# Exercise aim:
Without the pictures, give the entries below again exactly as written.

# Dataset records:
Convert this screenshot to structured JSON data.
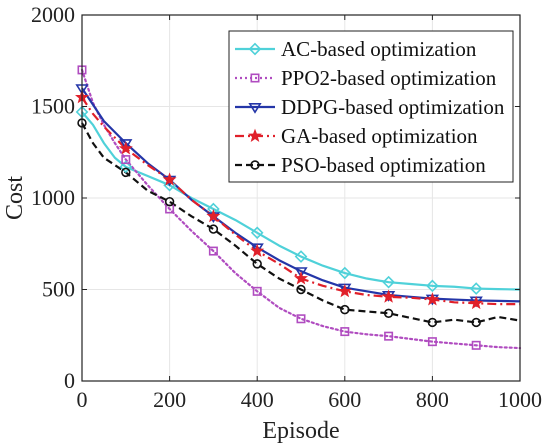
{
  "chart_data": {
    "type": "line",
    "title": "",
    "xlabel": "Episode",
    "ylabel": "Cost",
    "xlim": [
      0,
      1000
    ],
    "ylim": [
      0,
      2000
    ],
    "xticks": [
      "0",
      "200",
      "400",
      "600",
      "800",
      "1000"
    ],
    "yticks": [
      "0",
      "500",
      "1000",
      "1500",
      "2000"
    ],
    "grid": true,
    "legend_position": "top-right",
    "series": [
      {
        "name": "AC-based optimization",
        "color": "#4fd1d9",
        "line_style": "solid",
        "marker": "diamond",
        "x": [
          0,
          25,
          50,
          75,
          100,
          150,
          200,
          250,
          300,
          350,
          400,
          450,
          500,
          550,
          600,
          650,
          700,
          750,
          800,
          850,
          900,
          950,
          1000
        ],
        "y": [
          1470,
          1400,
          1300,
          1220,
          1170,
          1120,
          1070,
          1000,
          940,
          880,
          810,
          740,
          680,
          630,
          590,
          560,
          540,
          530,
          520,
          515,
          505,
          502,
          500
        ]
      },
      {
        "name": "PPO2-based optimization",
        "color": "#b04cc0",
        "line_style": "dotted",
        "marker": "square",
        "x": [
          0,
          25,
          50,
          75,
          100,
          150,
          200,
          250,
          300,
          350,
          400,
          450,
          500,
          550,
          600,
          650,
          700,
          750,
          800,
          850,
          900,
          950,
          1000
        ],
        "y": [
          1700,
          1520,
          1400,
          1300,
          1210,
          1070,
          940,
          820,
          710,
          590,
          490,
          400,
          340,
          300,
          270,
          255,
          245,
          230,
          215,
          205,
          195,
          185,
          180
        ]
      },
      {
        "name": "DDPG-based optimization",
        "color": "#2436a8",
        "line_style": "solid",
        "marker": "triangle-down",
        "x": [
          0,
          25,
          50,
          75,
          100,
          150,
          200,
          250,
          300,
          350,
          400,
          450,
          500,
          550,
          600,
          650,
          700,
          750,
          800,
          850,
          900,
          950,
          1000
        ],
        "y": [
          1600,
          1510,
          1420,
          1360,
          1300,
          1190,
          1100,
          990,
          900,
          810,
          730,
          660,
          600,
          550,
          510,
          490,
          470,
          460,
          450,
          445,
          440,
          438,
          435
        ]
      },
      {
        "name": "GA-based optimization",
        "color": "#e0202a",
        "line_style": "dashdot",
        "marker": "star",
        "x": [
          0,
          25,
          50,
          75,
          100,
          150,
          200,
          250,
          300,
          350,
          400,
          450,
          500,
          550,
          600,
          650,
          700,
          750,
          800,
          850,
          900,
          950,
          1000
        ],
        "y": [
          1550,
          1460,
          1390,
          1330,
          1270,
          1180,
          1100,
          990,
          900,
          800,
          710,
          640,
          560,
          520,
          490,
          470,
          460,
          455,
          445,
          430,
          425,
          420,
          420
        ]
      },
      {
        "name": "PSO-based optimization",
        "color": "#111111",
        "line_style": "dashed",
        "marker": "circle",
        "x": [
          0,
          25,
          50,
          75,
          100,
          150,
          200,
          250,
          300,
          350,
          400,
          450,
          500,
          550,
          600,
          650,
          700,
          750,
          800,
          850,
          900,
          950,
          1000
        ],
        "y": [
          1410,
          1300,
          1220,
          1180,
          1140,
          1040,
          980,
          900,
          830,
          740,
          640,
          560,
          500,
          440,
          390,
          380,
          370,
          345,
          320,
          335,
          320,
          350,
          330
        ]
      }
    ]
  }
}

# Exercise result:
Convert this screenshot to structured JSON data.
{
  "chart_data": {
    "type": "line",
    "title": "",
    "xlabel": "Episode",
    "ylabel": "Cost",
    "xlim": [
      0,
      1000
    ],
    "ylim": [
      0,
      2000
    ],
    "xticks": [
      "0",
      "200",
      "400",
      "600",
      "800",
      "1000"
    ],
    "yticks": [
      "0",
      "500",
      "1000",
      "1500",
      "2000"
    ],
    "grid": true,
    "legend_position": "top-right",
    "series": [
      {
        "name": "AC-based optimization",
        "color": "#4fd1d9",
        "line_style": "solid",
        "marker": "diamond",
        "x": [
          0,
          25,
          50,
          75,
          100,
          150,
          200,
          250,
          300,
          350,
          400,
          450,
          500,
          550,
          600,
          650,
          700,
          750,
          800,
          850,
          900,
          950,
          1000
        ],
        "y": [
          1470,
          1400,
          1300,
          1220,
          1170,
          1120,
          1070,
          1000,
          940,
          880,
          810,
          740,
          680,
          630,
          590,
          560,
          540,
          530,
          520,
          515,
          505,
          502,
          500
        ]
      },
      {
        "name": "PPO2-based optimization",
        "color": "#b04cc0",
        "line_style": "dotted",
        "marker": "square",
        "x": [
          0,
          25,
          50,
          75,
          100,
          150,
          200,
          250,
          300,
          350,
          400,
          450,
          500,
          550,
          600,
          650,
          700,
          750,
          800,
          850,
          900,
          950,
          1000
        ],
        "y": [
          1700,
          1520,
          1400,
          1300,
          1210,
          1070,
          940,
          820,
          710,
          590,
          490,
          400,
          340,
          300,
          270,
          255,
          245,
          230,
          215,
          205,
          195,
          185,
          180
        ]
      },
      {
        "name": "DDPG-based optimization",
        "color": "#2436a8",
        "line_style": "solid",
        "marker": "triangle-down",
        "x": [
          0,
          25,
          50,
          75,
          100,
          150,
          200,
          250,
          300,
          350,
          400,
          450,
          500,
          550,
          600,
          650,
          700,
          750,
          800,
          850,
          900,
          950,
          1000
        ],
        "y": [
          1600,
          1510,
          1420,
          1360,
          1300,
          1190,
          1100,
          990,
          900,
          810,
          730,
          660,
          600,
          550,
          510,
          490,
          470,
          460,
          450,
          445,
          440,
          438,
          435
        ]
      },
      {
        "name": "GA-based optimization",
        "color": "#e0202a",
        "line_style": "dashdot",
        "marker": "star",
        "x": [
          0,
          25,
          50,
          75,
          100,
          150,
          200,
          250,
          300,
          350,
          400,
          450,
          500,
          550,
          600,
          650,
          700,
          750,
          800,
          850,
          900,
          950,
          1000
        ],
        "y": [
          1550,
          1460,
          1390,
          1330,
          1270,
          1180,
          1100,
          990,
          900,
          800,
          710,
          640,
          560,
          520,
          490,
          470,
          460,
          455,
          445,
          430,
          425,
          420,
          420
        ]
      },
      {
        "name": "PSO-based optimization",
        "color": "#111111",
        "line_style": "dashed",
        "marker": "circle",
        "x": [
          0,
          25,
          50,
          75,
          100,
          150,
          200,
          250,
          300,
          350,
          400,
          450,
          500,
          550,
          600,
          650,
          700,
          750,
          800,
          850,
          900,
          950,
          1000
        ],
        "y": [
          1410,
          1300,
          1220,
          1180,
          1140,
          1040,
          980,
          900,
          830,
          740,
          640,
          560,
          500,
          440,
          390,
          380,
          370,
          345,
          320,
          335,
          320,
          350,
          330
        ]
      }
    ]
  }
}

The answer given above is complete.